WHAT THE EXERCISE ASKS:
Each line below should be reproduced without any alteration.

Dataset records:

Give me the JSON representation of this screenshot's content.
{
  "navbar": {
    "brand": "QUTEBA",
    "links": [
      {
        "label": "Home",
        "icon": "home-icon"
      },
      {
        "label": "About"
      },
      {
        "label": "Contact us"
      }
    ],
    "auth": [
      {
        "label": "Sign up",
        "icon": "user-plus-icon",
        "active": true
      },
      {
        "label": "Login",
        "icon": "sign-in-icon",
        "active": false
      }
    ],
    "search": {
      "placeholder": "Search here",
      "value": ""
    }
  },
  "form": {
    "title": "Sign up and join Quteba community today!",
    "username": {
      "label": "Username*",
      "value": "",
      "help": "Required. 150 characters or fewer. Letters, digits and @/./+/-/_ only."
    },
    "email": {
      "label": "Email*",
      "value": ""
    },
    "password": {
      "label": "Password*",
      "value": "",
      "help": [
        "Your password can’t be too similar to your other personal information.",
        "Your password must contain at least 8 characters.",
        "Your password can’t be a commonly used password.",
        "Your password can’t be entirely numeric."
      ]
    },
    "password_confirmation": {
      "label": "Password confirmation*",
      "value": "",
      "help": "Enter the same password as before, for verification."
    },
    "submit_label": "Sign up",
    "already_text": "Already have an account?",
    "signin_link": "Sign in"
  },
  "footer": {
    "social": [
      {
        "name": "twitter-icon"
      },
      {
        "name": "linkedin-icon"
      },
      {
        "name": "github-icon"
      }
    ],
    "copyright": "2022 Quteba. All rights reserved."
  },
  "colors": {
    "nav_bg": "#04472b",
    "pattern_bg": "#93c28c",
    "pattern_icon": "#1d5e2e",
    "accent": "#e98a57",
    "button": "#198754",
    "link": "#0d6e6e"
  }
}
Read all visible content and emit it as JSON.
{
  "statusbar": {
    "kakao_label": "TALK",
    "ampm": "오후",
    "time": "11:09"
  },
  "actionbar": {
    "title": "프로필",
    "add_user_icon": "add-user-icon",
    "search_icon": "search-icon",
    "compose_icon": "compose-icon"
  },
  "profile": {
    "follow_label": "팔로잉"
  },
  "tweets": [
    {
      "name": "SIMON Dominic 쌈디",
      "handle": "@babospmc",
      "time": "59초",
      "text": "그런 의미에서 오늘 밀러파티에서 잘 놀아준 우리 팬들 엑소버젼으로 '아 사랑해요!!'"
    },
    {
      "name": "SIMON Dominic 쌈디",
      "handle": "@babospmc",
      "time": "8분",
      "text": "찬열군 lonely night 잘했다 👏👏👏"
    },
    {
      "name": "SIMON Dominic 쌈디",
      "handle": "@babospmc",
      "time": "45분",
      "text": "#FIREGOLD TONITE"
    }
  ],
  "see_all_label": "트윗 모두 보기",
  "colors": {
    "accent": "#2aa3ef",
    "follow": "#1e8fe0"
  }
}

WRITTEN SOLUTION:
Give me the JSON representation of this screenshot's content.
{
  "navbar": {
    "brand": "QUTEBA",
    "links": [
      {
        "label": "Home",
        "icon": "home-icon"
      },
      {
        "label": "About"
      },
      {
        "label": "Contact us"
      }
    ],
    "auth": [
      {
        "label": "Sign up",
        "icon": "user-plus-icon",
        "active": true
      },
      {
        "label": "Login",
        "icon": "sign-in-icon",
        "active": false
      }
    ],
    "search": {
      "placeholder": "Search here",
      "value": ""
    }
  },
  "form": {
    "title": "Sign up and join Quteba community today!",
    "username": {
      "label": "Username*",
      "value": "",
      "help": "Required. 150 characters or fewer. Letters, digits and @/./+/-/_ only."
    },
    "email": {
      "label": "Email*",
      "value": ""
    },
    "password": {
      "label": "Password*",
      "value": "",
      "help": [
        "Your password can’t be too similar to your other personal information.",
        "Your password must contain at least 8 characters.",
        "Your password can’t be a commonly used password.",
        "Your password can’t be entirely numeric."
      ]
    },
    "password_confirmation": {
      "label": "Password confirmation*",
      "value": "",
      "help": "Enter the same password as before, for verification."
    },
    "submit_label": "Sign up",
    "already_text": "Already have an account?",
    "signin_link": "Sign in"
  },
  "footer": {
    "social": [
      {
        "name": "twitter-icon"
      },
      {
        "name": "linkedin-icon"
      },
      {
        "name": "github-icon"
      }
    ],
    "copyright": "2022 Quteba. All rights reserved."
  },
  "colors": {
    "nav_bg": "#04472b",
    "pattern_bg": "#93c28c",
    "pattern_icon": "#1d5e2e",
    "accent": "#e98a57",
    "button": "#198754",
    "link": "#0d6e6e"
  }
}
Read all visible content and emit it as JSON.
{
  "statusbar": {
    "kakao_label": "TALK",
    "ampm": "오후",
    "time": "11:09"
  },
  "actionbar": {
    "title": "프로필",
    "add_user_icon": "add-user-icon",
    "search_icon": "search-icon",
    "compose_icon": "compose-icon"
  },
  "profile": {
    "follow_label": "팔로잉"
  },
  "tweets": [
    {
      "name": "SIMON Dominic 쌈디",
      "handle": "@babospmc",
      "time": "59초",
      "text": "그런 의미에서 오늘 밀러파티에서 잘 놀아준 우리 팬들 엑소버젼으로 '아 사랑해요!!'"
    },
    {
      "name": "SIMON Dominic 쌈디",
      "handle": "@babospmc",
      "time": "8분",
      "text": "찬열군 lonely night 잘했다 👏👏👏"
    },
    {
      "name": "SIMON Dominic 쌈디",
      "handle": "@babospmc",
      "time": "45분",
      "text": "#FIREGOLD TONITE"
    }
  ],
  "see_all_label": "트윗 모두 보기",
  "colors": {
    "accent": "#2aa3ef",
    "follow": "#1e8fe0"
  }
}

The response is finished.